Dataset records
******

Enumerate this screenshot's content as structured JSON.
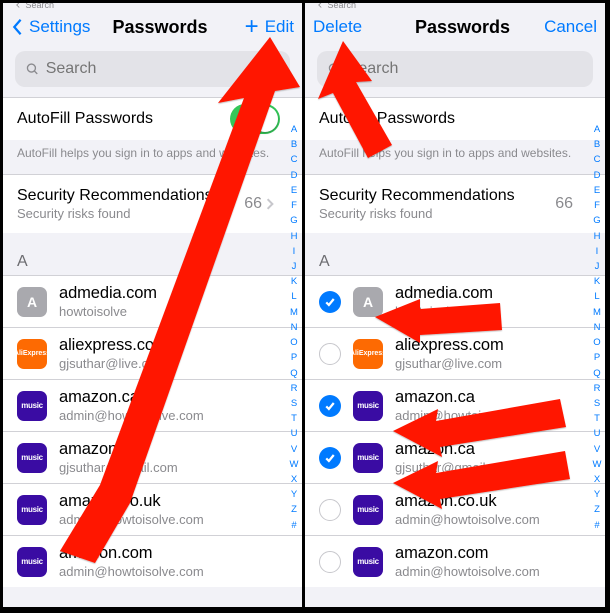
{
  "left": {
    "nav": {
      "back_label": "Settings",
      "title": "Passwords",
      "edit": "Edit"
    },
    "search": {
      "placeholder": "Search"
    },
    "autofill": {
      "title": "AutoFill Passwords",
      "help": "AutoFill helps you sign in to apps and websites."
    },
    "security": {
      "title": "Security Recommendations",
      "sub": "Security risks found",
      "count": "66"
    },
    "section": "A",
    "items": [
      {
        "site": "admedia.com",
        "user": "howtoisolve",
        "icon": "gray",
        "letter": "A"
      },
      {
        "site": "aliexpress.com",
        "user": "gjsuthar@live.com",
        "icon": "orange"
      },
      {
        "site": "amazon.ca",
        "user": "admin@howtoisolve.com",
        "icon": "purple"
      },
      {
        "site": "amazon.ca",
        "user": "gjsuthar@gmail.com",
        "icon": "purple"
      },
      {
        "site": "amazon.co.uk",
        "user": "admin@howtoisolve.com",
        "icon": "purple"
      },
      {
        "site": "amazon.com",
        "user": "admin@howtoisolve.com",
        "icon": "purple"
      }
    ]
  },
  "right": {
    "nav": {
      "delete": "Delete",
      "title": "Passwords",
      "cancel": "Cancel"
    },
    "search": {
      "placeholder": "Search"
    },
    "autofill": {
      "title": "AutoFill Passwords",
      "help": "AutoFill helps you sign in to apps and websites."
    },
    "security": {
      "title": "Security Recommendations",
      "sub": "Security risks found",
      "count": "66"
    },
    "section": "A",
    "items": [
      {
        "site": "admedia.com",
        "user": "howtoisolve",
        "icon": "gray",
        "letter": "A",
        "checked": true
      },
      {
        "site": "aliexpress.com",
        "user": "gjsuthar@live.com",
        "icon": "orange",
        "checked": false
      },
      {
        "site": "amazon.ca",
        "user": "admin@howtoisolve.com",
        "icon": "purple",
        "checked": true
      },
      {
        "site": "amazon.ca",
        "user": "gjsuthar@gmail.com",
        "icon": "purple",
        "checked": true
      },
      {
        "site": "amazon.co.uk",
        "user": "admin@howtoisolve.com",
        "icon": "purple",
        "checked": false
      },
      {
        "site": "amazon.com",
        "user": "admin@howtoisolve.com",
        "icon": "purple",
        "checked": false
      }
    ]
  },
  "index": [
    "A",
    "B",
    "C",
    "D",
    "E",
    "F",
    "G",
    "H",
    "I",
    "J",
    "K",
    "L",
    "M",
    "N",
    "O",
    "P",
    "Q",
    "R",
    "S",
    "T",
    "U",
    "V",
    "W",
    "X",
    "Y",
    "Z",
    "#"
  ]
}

******

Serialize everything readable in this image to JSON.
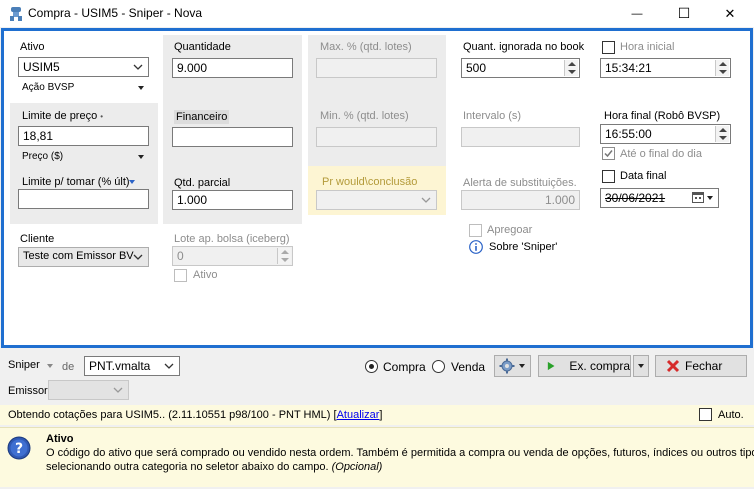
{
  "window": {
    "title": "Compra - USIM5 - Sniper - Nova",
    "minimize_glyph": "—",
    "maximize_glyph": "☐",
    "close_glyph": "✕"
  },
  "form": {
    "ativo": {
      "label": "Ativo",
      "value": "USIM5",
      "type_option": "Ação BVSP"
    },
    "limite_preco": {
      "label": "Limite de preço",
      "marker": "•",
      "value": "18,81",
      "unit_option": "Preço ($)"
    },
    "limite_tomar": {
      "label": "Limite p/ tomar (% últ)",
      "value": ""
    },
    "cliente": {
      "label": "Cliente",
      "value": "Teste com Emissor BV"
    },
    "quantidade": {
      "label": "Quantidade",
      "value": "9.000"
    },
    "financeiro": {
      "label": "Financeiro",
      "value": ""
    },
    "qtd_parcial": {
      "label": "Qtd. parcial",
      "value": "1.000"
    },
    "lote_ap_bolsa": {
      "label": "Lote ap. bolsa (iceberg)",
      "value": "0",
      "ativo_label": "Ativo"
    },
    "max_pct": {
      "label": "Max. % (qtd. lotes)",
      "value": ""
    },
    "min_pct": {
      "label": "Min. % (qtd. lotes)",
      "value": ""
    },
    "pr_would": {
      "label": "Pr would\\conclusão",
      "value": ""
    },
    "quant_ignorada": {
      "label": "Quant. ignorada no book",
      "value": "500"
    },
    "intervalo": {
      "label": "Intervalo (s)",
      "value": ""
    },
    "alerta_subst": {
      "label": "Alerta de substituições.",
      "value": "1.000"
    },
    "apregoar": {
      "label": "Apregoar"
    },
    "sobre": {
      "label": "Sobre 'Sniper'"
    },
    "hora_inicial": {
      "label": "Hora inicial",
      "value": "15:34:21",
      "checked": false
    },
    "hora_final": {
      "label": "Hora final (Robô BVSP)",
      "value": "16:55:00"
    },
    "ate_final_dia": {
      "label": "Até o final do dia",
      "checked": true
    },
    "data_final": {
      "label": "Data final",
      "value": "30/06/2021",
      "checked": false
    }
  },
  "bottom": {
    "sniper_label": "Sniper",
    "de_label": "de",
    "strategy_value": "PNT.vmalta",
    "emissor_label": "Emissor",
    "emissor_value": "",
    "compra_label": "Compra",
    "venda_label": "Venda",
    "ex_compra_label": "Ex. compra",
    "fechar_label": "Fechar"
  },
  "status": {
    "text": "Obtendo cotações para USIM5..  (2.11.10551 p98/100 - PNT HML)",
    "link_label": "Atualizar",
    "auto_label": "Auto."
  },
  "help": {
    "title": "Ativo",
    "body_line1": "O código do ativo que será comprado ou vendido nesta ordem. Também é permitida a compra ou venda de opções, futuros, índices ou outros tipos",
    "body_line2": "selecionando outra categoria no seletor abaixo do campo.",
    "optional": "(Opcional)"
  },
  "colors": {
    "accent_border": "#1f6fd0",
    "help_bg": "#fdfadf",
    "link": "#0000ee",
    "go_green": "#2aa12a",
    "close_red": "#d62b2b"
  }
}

******

> _STATED GOAL_: What is the number of lines above that contain "this"? Answer with that number only.

> _TASK SOLUTION_: 2